Stored data

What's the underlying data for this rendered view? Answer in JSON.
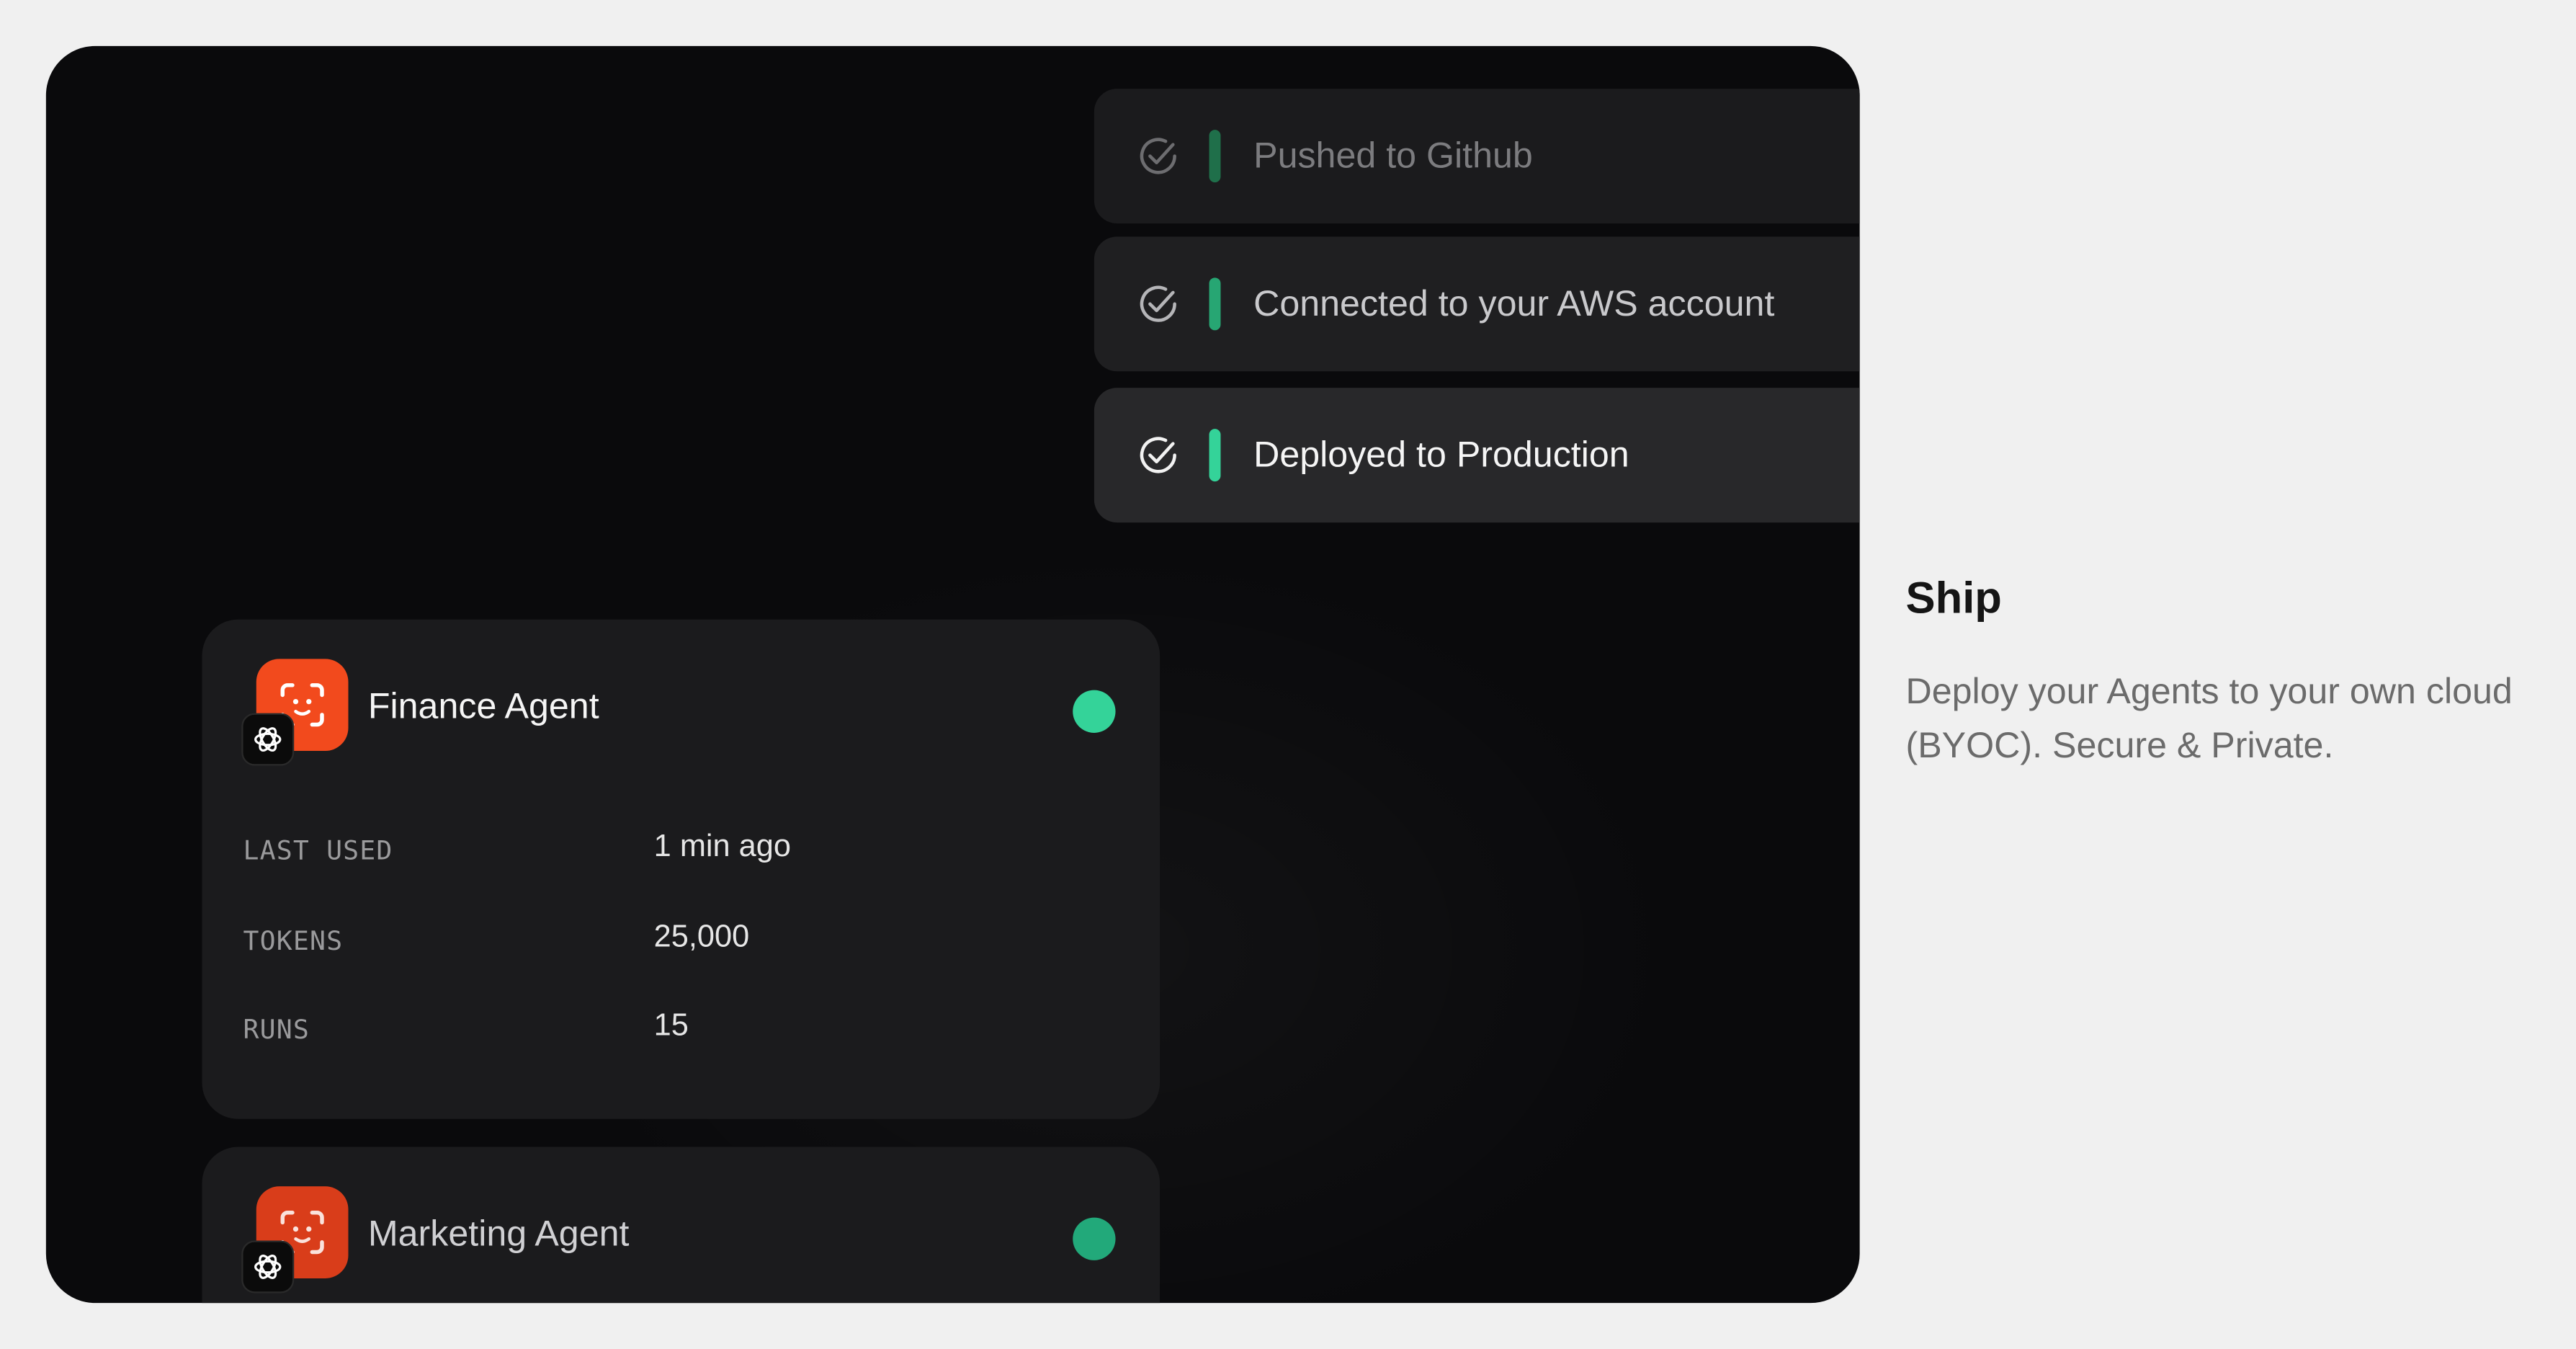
{
  "pipeline": {
    "steps": [
      {
        "label": "Pushed to Github"
      },
      {
        "label": "Connected to your AWS account"
      },
      {
        "label": "Deployed to Production"
      }
    ]
  },
  "agents": [
    {
      "name": "Finance Agent",
      "status_color": "#34d399",
      "stats": [
        {
          "key": "LAST USED",
          "value": "1 min ago"
        },
        {
          "key": "TOKENS",
          "value": "25,000"
        },
        {
          "key": "RUNS",
          "value": "15"
        }
      ]
    },
    {
      "name": "Marketing Agent",
      "status_color": "#22a97a"
    }
  ],
  "icons": {
    "agent_icon": "scan-face-icon",
    "badge_icon": "openai-logo-icon",
    "step_icon": "check-circle-icon"
  },
  "colors": {
    "accent_green": "#2ec48a",
    "agent_orange": "#f24a1d"
  },
  "side": {
    "title": "Ship",
    "description": "Deploy your Agents to your own cloud (BYOC). Secure & Private."
  }
}
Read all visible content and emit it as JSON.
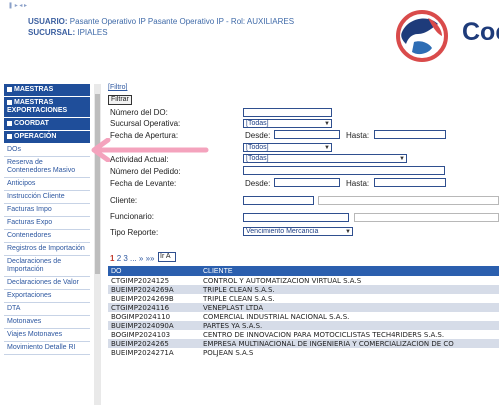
{
  "header": {
    "crumb": "❚ ▸ ◂ ▸",
    "usuario_key": "USUARIO:",
    "usuario_val": "Pasante Operativo IP Pasante Operativo IP - Rol: AUXILIARES",
    "sucursal_key": "SUCURSAL:",
    "sucursal_val": "IPIALES",
    "logo_text": "Coe"
  },
  "sidebar": {
    "sections": [
      {
        "label": "MAESTRAS"
      },
      {
        "label": "MAESTRAS EXPORTACIONES"
      },
      {
        "label": "COORDAT"
      },
      {
        "label": "OPERACIÓN"
      }
    ],
    "items": [
      {
        "label": "DOs"
      },
      {
        "label": "Reserva de Contenedores Masivo"
      },
      {
        "label": "Anticipos"
      },
      {
        "label": "Instrucción Cliente"
      },
      {
        "label": "Facturas Impo"
      },
      {
        "label": "Facturas Expo"
      },
      {
        "label": "Contenedores"
      },
      {
        "label": "Registros de Importación"
      },
      {
        "label": "Declaraciones de Importación"
      },
      {
        "label": "Declaraciones de Valor"
      },
      {
        "label": "Exportaciones"
      },
      {
        "label": "DTA"
      },
      {
        "label": "Motonaves"
      },
      {
        "label": "Viajes Motonaves"
      },
      {
        "label": "Movimiento Detalle RI"
      }
    ]
  },
  "filters": {
    "link": "[Filtro]",
    "button": "Filtrar",
    "numero_do": "Número del DO:",
    "sucursal": "Sucursal Operativa:",
    "sucursal_val": "[Todas]",
    "fecha_apertura": "Fecha de Apertura:",
    "desde": "Desde:",
    "hasta": "Hasta:",
    "fourth_select_val": "[Todos]",
    "actividad": "Actividad Actual:",
    "actividad_val": "[Todas]",
    "numero_pedido": "Número del Pedido:",
    "fecha_levante": "Fecha de Levante:",
    "cliente": "Cliente:",
    "funcionario": "Funcionario:",
    "tipo_reporte": "Tipo Reporte:",
    "tipo_reporte_val": "Vencimiento Mercancia"
  },
  "pager": {
    "current": "1",
    "pages": "2 3 ... » »»",
    "goto_val": "Ir A"
  },
  "table": {
    "headers": [
      "DO",
      "CLIENTE"
    ],
    "rows": [
      [
        "CTGIMP2024125",
        "CONTROL Y AUTOMATIZACION VIRTUAL S.A.S"
      ],
      [
        "BUEIMP2024269A",
        "TRIPLE CLEAN S.A.S."
      ],
      [
        "BUEIMP2024269B",
        "TRIPLE CLEAN S.A.S."
      ],
      [
        "CTGIMP2024116",
        "VENEPLAST LTDA"
      ],
      [
        "BOGIMP2024110",
        "COMERCIAL INDUSTRIAL NACIONAL S.A.S."
      ],
      [
        "BUEIMP2024090A",
        "PARTES YA S.A.S."
      ],
      [
        "BOGIMP2024103",
        "CENTRO DE INNOVACION PARA MOTOCICLISTAS TECH4RIDERS S.A.S."
      ],
      [
        "BUEIMP2024265",
        "EMPRESA MULTINACIONAL DE INGENIERIA Y COMERCIALIZACION DE CO"
      ],
      [
        "BUEIMP2024271A",
        "POLJEAN S.A.S"
      ]
    ]
  },
  "colors": {
    "nav_blue": "#1f4e9a",
    "table_header": "#2b5fae",
    "arrow_pink": "#f4a3bd"
  }
}
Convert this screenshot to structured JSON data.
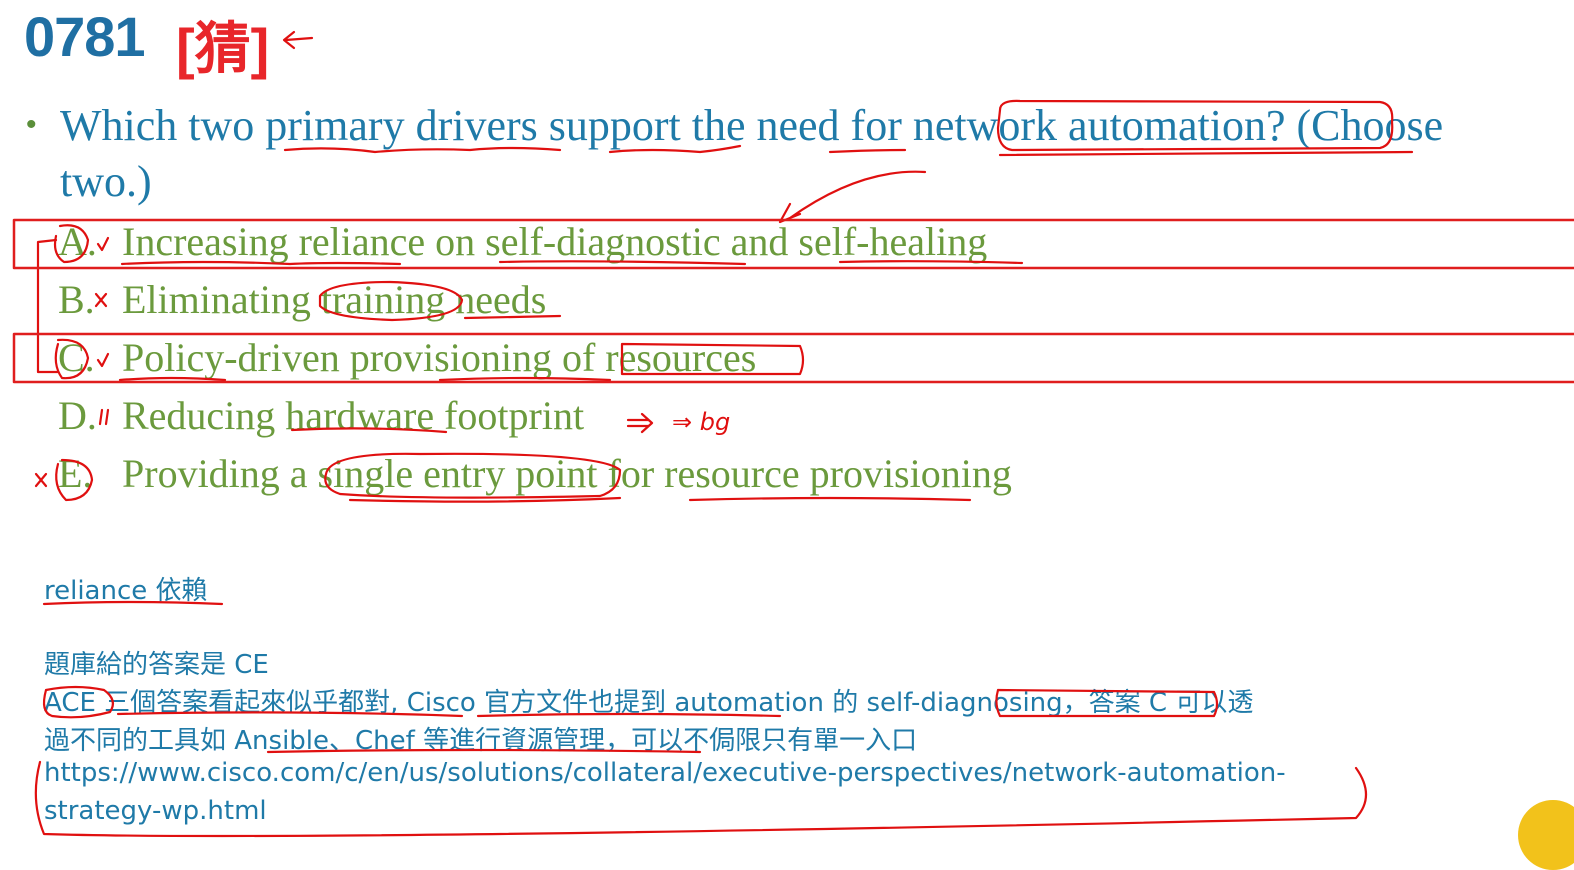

Your task — In the copy, include all records verbatim but no images.

Reply —
What's the underlying data for this rendered view? Answer in JSON.
{
  "pipeline": {
    "steps": [
      {
        "label": "Pushed to Github"
      },
      {
        "label": "Connected to your AWS account"
      },
      {
        "label": "Deployed to Production"
      }
    ]
  },
  "agents": [
    {
      "name": "Finance Agent",
      "status_color": "#34d399",
      "stats": [
        {
          "key": "LAST USED",
          "value": "1 min ago"
        },
        {
          "key": "TOKENS",
          "value": "25,000"
        },
        {
          "key": "RUNS",
          "value": "15"
        }
      ]
    },
    {
      "name": "Marketing Agent",
      "status_color": "#22a97a"
    }
  ],
  "icons": {
    "agent_icon": "scan-face-icon",
    "badge_icon": "openai-logo-icon",
    "step_icon": "check-circle-icon"
  },
  "colors": {
    "accent_green": "#2ec48a",
    "agent_orange": "#f24a1d"
  },
  "side": {
    "title": "Ship",
    "description": "Deploy your Agents to your own cloud (BYOC). Secure & Private."
  }
}
Read all visible content and emit it as JSON.
{
  "header": {
    "crumb": "❚ ▸ ◂ ▸",
    "usuario_key": "USUARIO:",
    "usuario_val": "Pasante Operativo IP Pasante Operativo IP - Rol: AUXILIARES",
    "sucursal_key": "SUCURSAL:",
    "sucursal_val": "IPIALES",
    "logo_text": "Coe"
  },
  "sidebar": {
    "sections": [
      {
        "label": "MAESTRAS"
      },
      {
        "label": "MAESTRAS EXPORTACIONES"
      },
      {
        "label": "COORDAT"
      },
      {
        "label": "OPERACIÓN"
      }
    ],
    "items": [
      {
        "label": "DOs"
      },
      {
        "label": "Reserva de Contenedores Masivo"
      },
      {
        "label": "Anticipos"
      },
      {
        "label": "Instrucción Cliente"
      },
      {
        "label": "Facturas Impo"
      },
      {
        "label": "Facturas Expo"
      },
      {
        "label": "Contenedores"
      },
      {
        "label": "Registros de Importación"
      },
      {
        "label": "Declaraciones de Importación"
      },
      {
        "label": "Declaraciones de Valor"
      },
      {
        "label": "Exportaciones"
      },
      {
        "label": "DTA"
      },
      {
        "label": "Motonaves"
      },
      {
        "label": "Viajes Motonaves"
      },
      {
        "label": "Movimiento Detalle RI"
      }
    ]
  },
  "filters": {
    "link": "[Filtro]",
    "button": "Filtrar",
    "numero_do": "Número del DO:",
    "sucursal": "Sucursal Operativa:",
    "sucursal_val": "[Todas]",
    "fecha_apertura": "Fecha de Apertura:",
    "desde": "Desde:",
    "hasta": "Hasta:",
    "fourth_select_val": "[Todos]",
    "actividad": "Actividad Actual:",
    "actividad_val": "[Todas]",
    "numero_pedido": "Número del Pedido:",
    "fecha_levante": "Fecha de Levante:",
    "cliente": "Cliente:",
    "funcionario": "Funcionario:",
    "tipo_reporte": "Tipo Reporte:",
    "tipo_reporte_val": "Vencimiento Mercancia"
  },
  "pager": {
    "current": "1",
    "pages": "2 3 ... » »»",
    "goto_val": "Ir A"
  },
  "table": {
    "headers": [
      "DO",
      "CLIENTE"
    ],
    "rows": [
      [
        "CTGIMP2024125",
        "CONTROL Y AUTOMATIZACION VIRTUAL S.A.S"
      ],
      [
        "BUEIMP2024269A",
        "TRIPLE CLEAN S.A.S."
      ],
      [
        "BUEIMP2024269B",
        "TRIPLE CLEAN S.A.S."
      ],
      [
        "CTGIMP2024116",
        "VENEPLAST LTDA"
      ],
      [
        "BOGIMP2024110",
        "COMERCIAL INDUSTRIAL NACIONAL S.A.S."
      ],
      [
        "BUEIMP2024090A",
        "PARTES YA S.A.S."
      ],
      [
        "BOGIMP2024103",
        "CENTRO DE INNOVACION PARA MOTOCICLISTAS TECH4RIDERS S.A.S."
      ],
      [
        "BUEIMP2024265",
        "EMPRESA MULTINACIONAL DE INGENIERIA Y COMERCIALIZACION DE CO"
      ],
      [
        "BUEIMP2024271A",
        "POLJEAN S.A.S"
      ]
    ]
  },
  "colors": {
    "nav_blue": "#1f4e9a",
    "table_header": "#2b5fae",
    "arrow_pink": "#f4a3bd"
  }
}
Convert this screenshot to structured JSON data.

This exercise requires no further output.